### Required work
Your task is to extract every line from the material below exactly.

### Data shown
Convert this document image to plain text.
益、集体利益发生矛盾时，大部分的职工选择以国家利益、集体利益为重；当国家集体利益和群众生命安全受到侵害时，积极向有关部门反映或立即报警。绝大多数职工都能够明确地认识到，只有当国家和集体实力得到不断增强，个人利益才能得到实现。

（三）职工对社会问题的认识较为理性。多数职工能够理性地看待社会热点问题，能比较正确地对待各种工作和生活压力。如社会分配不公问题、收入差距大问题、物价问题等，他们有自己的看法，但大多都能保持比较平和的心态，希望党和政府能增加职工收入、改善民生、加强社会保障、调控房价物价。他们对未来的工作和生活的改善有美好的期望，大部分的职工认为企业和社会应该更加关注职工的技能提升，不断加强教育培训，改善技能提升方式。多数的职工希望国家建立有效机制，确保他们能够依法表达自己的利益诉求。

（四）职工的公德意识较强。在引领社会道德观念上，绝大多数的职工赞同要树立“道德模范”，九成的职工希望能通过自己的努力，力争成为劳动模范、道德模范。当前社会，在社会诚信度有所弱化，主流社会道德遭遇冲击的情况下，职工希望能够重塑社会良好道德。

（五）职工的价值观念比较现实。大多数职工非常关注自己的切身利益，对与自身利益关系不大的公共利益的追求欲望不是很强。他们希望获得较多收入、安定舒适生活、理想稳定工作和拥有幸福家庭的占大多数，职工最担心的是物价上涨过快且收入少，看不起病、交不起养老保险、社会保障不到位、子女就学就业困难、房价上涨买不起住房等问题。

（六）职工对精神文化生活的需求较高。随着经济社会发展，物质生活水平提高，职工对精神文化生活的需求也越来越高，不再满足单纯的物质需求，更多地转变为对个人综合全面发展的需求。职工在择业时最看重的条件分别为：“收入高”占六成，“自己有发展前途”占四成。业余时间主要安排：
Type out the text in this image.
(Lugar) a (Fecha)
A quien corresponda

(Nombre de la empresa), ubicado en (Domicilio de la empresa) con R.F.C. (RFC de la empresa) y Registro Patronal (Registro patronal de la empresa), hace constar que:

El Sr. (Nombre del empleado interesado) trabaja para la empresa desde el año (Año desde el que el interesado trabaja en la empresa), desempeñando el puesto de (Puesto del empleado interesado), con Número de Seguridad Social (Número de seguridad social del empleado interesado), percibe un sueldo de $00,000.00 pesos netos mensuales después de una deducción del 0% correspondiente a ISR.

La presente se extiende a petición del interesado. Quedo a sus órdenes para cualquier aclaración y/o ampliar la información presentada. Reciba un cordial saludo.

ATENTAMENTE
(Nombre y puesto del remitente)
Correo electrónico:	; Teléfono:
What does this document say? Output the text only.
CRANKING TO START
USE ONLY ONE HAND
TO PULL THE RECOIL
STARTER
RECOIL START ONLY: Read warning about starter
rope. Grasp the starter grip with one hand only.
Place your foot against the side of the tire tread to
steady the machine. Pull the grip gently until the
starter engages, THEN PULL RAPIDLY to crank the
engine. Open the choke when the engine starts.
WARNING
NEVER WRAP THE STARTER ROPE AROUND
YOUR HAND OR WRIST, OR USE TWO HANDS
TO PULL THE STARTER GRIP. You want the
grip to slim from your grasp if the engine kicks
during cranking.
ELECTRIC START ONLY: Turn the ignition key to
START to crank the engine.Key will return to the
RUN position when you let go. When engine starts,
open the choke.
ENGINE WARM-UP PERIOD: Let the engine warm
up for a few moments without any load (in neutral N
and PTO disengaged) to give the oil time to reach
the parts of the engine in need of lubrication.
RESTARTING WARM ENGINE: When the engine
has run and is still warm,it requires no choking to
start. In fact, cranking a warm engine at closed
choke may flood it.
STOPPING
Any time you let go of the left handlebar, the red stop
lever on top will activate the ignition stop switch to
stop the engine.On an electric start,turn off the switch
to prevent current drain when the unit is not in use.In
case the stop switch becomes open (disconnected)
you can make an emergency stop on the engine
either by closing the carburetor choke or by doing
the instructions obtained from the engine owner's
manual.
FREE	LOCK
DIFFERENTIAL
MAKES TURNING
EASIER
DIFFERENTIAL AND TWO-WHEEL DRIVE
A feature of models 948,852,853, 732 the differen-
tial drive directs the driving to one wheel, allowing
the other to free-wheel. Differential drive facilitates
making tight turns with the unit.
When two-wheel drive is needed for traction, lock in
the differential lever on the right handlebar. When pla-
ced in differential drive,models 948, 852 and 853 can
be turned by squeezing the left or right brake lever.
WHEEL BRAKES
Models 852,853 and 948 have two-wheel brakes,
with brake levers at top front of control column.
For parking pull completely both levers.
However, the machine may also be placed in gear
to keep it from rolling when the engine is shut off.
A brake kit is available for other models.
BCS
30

### Complete answer
Convert this document image to plain text.
益、集体利益发生矛盾时，大部分的职工选择以国家利益、集体利益为重；当国家集体利益和群众生命安全受到侵害时，积极向有关部门反映或立即报警。绝大多数职工都能够明确地认识到，只有当国家和集体实力得到不断增强，个人利益才能得到实现。

（三）职工对社会问题的认识较为理性。多数职工能够理性地看待社会热点问题，能比较正确地对待各种工作和生活压力。如社会分配不公问题、收入差距大问题、物价问题等，他们有自己的看法，但大多都能保持比较平和的心态，希望党和政府能增加职工收入、改善民生、加强社会保障、调控房价物价。他们对未来的工作和生活的改善有美好的期望，大部分的职工认为企业和社会应该更加关注职工的技能提升，不断加强教育培训，改善技能提升方式。多数的职工希望国家建立有效机制，确保他们能够依法表达自己的利益诉求。

（四）职工的公德意识较强。在引领社会道德观念上，绝大多数的职工赞同要树立“道德模范”，九成的职工希望能通过自己的努力，力争成为劳动模范、道德模范。当前社会，在社会诚信度有所弱化，主流社会道德遭遇冲击的情况下，职工希望能够重塑社会良好道德。

（五）职工的价值观念比较现实。大多数职工非常关注自己的切身利益，对与自身利益关系不大的公共利益的追求欲望不是很强。他们希望获得较多收入、安定舒适生活、理想稳定工作和拥有幸福家庭的占大多数，职工最担心的是物价上涨过快且收入少，看不起病、交不起养老保险、社会保障不到位、子女就学就业困难、房价上涨买不起住房等问题。

（六）职工对精神文化生活的需求较高。随着经济社会发展，物质生活水平提高，职工对精神文化生活的需求也越来越高，不再满足单纯的物质需求，更多地转变为对个人综合全面发展的需求。职工在择业时最看重的条件分别为：“收入高”占六成，“自己有发展前途”占四成。业余时间主要安排：
Type out the text in this image.
(Lugar) a (Fecha)
A quien corresponda

(Nombre de la empresa), ubicado en (Domicilio de la empresa) con R.F.C. (RFC de la empresa) y Registro Patronal (Registro patronal de la empresa), hace constar que:

El Sr. (Nombre del empleado interesado) trabaja para la empresa desde el año (Año desde el que el interesado trabaja en la empresa), desempeñando el puesto de (Puesto del empleado interesado), con Número de Seguridad Social (Número de seguridad social del empleado interesado), percibe un sueldo de $00,000.00 pesos netos mensuales después de una deducción del 0% correspondiente a ISR.

La presente se extiende a petición del interesado. Quedo a sus órdenes para cualquier aclaración y/o ampliar la información presentada. Reciba un cordial saludo.

ATENTAMENTE
(Nombre y puesto del remitente)
Correo electrónico:	; Teléfono:
What does this document say? Output the text only.
CRANKING TO START
USE ONLY ONE HAND
TO PULL THE RECOIL
STARTER
RECOIL START ONLY: Read warning about starter
rope. Grasp the starter grip with one hand only.
Place your foot against the side of the tire tread to
steady the machine. Pull the grip gently until the
starter engages, THEN PULL RAPIDLY to crank the
engine. Open the choke when the engine starts.
WARNING
NEVER WRAP THE STARTER ROPE AROUND
YOUR HAND OR WRIST, OR USE TWO HANDS
TO PULL THE STARTER GRIP. You want the
grip to slim from your grasp if the engine kicks
during cranking.
ELECTRIC START ONLY: Turn the ignition key to
START to crank the engine.Key will return to the
RUN position when you let go. When engine starts,
open the choke.
ENGINE WARM-UP PERIOD: Let the engine warm
up for a few moments without any load (in neutral N
and PTO disengaged) to give the oil time to reach
the parts of the engine in need of lubrication.
RESTARTING WARM ENGINE: When the engine
has run and is still warm,it requires no choking to
start. In fact, cranking a warm engine at closed
choke may flood it.
STOPPING
Any time you let go of the left handlebar, the red stop
lever on top will activate the ignition stop switch to
stop the engine.On an electric start,turn off the switch
to prevent current drain when the unit is not in use.In
case the stop switch becomes open (disconnected)
you can make an emergency stop on the engine
either by closing the carburetor choke or by doing
the instructions obtained from the engine owner's
manual.
FREE	LOCK
DIFFERENTIAL
MAKES TURNING
EASIER
DIFFERENTIAL AND TWO-WHEEL DRIVE
A feature of models 948,852,853, 732 the differen-
tial drive directs the driving to one wheel, allowing
the other to free-wheel. Differential drive facilitates
making tight turns with the unit.
When two-wheel drive is needed for traction, lock in
the differential lever on the right handlebar. When pla-
ced in differential drive,models 948, 852 and 853 can
be turned by squeezing the left or right brake lever.
WHEEL BRAKES
Models 852,853 and 948 have two-wheel brakes,
with brake levers at top front of control column.
For parking pull completely both levers.
However, the machine may also be placed in gear
to keep it from rolling when the engine is shut off.
A brake kit is available for other models.
BCS
30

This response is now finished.